Aim of the task: Return the listing below verbatim. Pictures do not belong in the copy.

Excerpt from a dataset
►

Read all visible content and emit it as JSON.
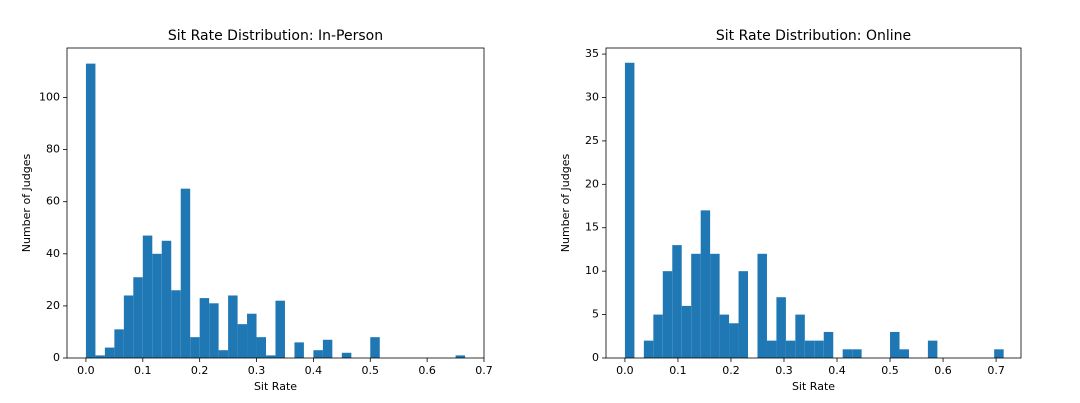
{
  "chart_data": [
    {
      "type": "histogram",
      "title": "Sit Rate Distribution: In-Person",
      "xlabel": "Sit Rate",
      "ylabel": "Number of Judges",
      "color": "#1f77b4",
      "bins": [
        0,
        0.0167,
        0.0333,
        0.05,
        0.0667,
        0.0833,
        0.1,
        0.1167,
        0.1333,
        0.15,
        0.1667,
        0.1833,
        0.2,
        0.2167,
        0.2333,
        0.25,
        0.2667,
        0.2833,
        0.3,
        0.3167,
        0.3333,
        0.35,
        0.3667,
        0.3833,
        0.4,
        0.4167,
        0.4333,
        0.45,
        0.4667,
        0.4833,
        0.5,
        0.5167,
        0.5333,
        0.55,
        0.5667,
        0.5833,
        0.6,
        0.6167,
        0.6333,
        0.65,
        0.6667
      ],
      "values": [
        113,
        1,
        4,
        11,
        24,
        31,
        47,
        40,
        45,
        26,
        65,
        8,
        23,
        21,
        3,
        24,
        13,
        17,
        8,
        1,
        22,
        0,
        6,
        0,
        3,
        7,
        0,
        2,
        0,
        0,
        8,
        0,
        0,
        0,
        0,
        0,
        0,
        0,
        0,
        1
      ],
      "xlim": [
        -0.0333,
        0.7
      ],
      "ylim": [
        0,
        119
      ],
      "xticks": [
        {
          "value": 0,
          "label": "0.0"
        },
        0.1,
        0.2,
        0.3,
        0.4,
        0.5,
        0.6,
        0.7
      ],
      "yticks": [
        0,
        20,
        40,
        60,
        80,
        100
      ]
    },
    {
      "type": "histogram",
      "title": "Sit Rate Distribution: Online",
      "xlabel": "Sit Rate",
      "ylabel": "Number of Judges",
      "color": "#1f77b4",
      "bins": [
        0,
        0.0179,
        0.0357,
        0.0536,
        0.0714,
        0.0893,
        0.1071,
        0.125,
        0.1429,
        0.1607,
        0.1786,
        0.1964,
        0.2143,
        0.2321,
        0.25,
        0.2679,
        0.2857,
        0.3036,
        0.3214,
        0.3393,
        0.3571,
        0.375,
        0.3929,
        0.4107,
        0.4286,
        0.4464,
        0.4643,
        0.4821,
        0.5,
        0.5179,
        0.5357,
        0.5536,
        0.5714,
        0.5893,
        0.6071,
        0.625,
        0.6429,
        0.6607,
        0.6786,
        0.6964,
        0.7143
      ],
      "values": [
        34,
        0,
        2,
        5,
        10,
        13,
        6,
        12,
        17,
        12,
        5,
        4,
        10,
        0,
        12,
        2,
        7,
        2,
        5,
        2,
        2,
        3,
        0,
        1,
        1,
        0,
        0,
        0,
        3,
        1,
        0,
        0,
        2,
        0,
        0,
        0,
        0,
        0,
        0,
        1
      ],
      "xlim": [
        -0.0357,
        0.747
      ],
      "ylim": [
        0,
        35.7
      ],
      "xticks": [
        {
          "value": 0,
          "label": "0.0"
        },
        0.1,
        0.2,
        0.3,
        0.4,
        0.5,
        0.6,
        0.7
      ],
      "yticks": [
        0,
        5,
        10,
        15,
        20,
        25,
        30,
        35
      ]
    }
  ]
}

◄

Solution to the problem:
Read all visible content and emit it as JSON.
{
  "chart_data": [
    {
      "type": "histogram",
      "title": "Sit Rate Distribution: In-Person",
      "xlabel": "Sit Rate",
      "ylabel": "Number of Judges",
      "color": "#1f77b4",
      "bins": [
        0,
        0.0167,
        0.0333,
        0.05,
        0.0667,
        0.0833,
        0.1,
        0.1167,
        0.1333,
        0.15,
        0.1667,
        0.1833,
        0.2,
        0.2167,
        0.2333,
        0.25,
        0.2667,
        0.2833,
        0.3,
        0.3167,
        0.3333,
        0.35,
        0.3667,
        0.3833,
        0.4,
        0.4167,
        0.4333,
        0.45,
        0.4667,
        0.4833,
        0.5,
        0.5167,
        0.5333,
        0.55,
        0.5667,
        0.5833,
        0.6,
        0.6167,
        0.6333,
        0.65,
        0.6667
      ],
      "values": [
        113,
        1,
        4,
        11,
        24,
        31,
        47,
        40,
        45,
        26,
        65,
        8,
        23,
        21,
        3,
        24,
        13,
        17,
        8,
        1,
        22,
        0,
        6,
        0,
        3,
        7,
        0,
        2,
        0,
        0,
        8,
        0,
        0,
        0,
        0,
        0,
        0,
        0,
        0,
        1
      ],
      "xlim": [
        -0.0333,
        0.7
      ],
      "ylim": [
        0,
        119
      ],
      "xticks": [
        {
          "value": 0,
          "label": "0.0"
        },
        0.1,
        0.2,
        0.3,
        0.4,
        0.5,
        0.6,
        0.7
      ],
      "yticks": [
        0,
        20,
        40,
        60,
        80,
        100
      ]
    },
    {
      "type": "histogram",
      "title": "Sit Rate Distribution: Online",
      "xlabel": "Sit Rate",
      "ylabel": "Number of Judges",
      "color": "#1f77b4",
      "bins": [
        0,
        0.0179,
        0.0357,
        0.0536,
        0.0714,
        0.0893,
        0.1071,
        0.125,
        0.1429,
        0.1607,
        0.1786,
        0.1964,
        0.2143,
        0.2321,
        0.25,
        0.2679,
        0.2857,
        0.3036,
        0.3214,
        0.3393,
        0.3571,
        0.375,
        0.3929,
        0.4107,
        0.4286,
        0.4464,
        0.4643,
        0.4821,
        0.5,
        0.5179,
        0.5357,
        0.5536,
        0.5714,
        0.5893,
        0.6071,
        0.625,
        0.6429,
        0.6607,
        0.6786,
        0.6964,
        0.7143
      ],
      "values": [
        34,
        0,
        2,
        5,
        10,
        13,
        6,
        12,
        17,
        12,
        5,
        4,
        10,
        0,
        12,
        2,
        7,
        2,
        5,
        2,
        2,
        3,
        0,
        1,
        1,
        0,
        0,
        0,
        3,
        1,
        0,
        0,
        2,
        0,
        0,
        0,
        0,
        0,
        0,
        1
      ],
      "xlim": [
        -0.0357,
        0.747
      ],
      "ylim": [
        0,
        35.7
      ],
      "xticks": [
        {
          "value": 0,
          "label": "0.0"
        },
        0.1,
        0.2,
        0.3,
        0.4,
        0.5,
        0.6,
        0.7
      ],
      "yticks": [
        0,
        5,
        10,
        15,
        20,
        25,
        30,
        35
      ]
    }
  ]
}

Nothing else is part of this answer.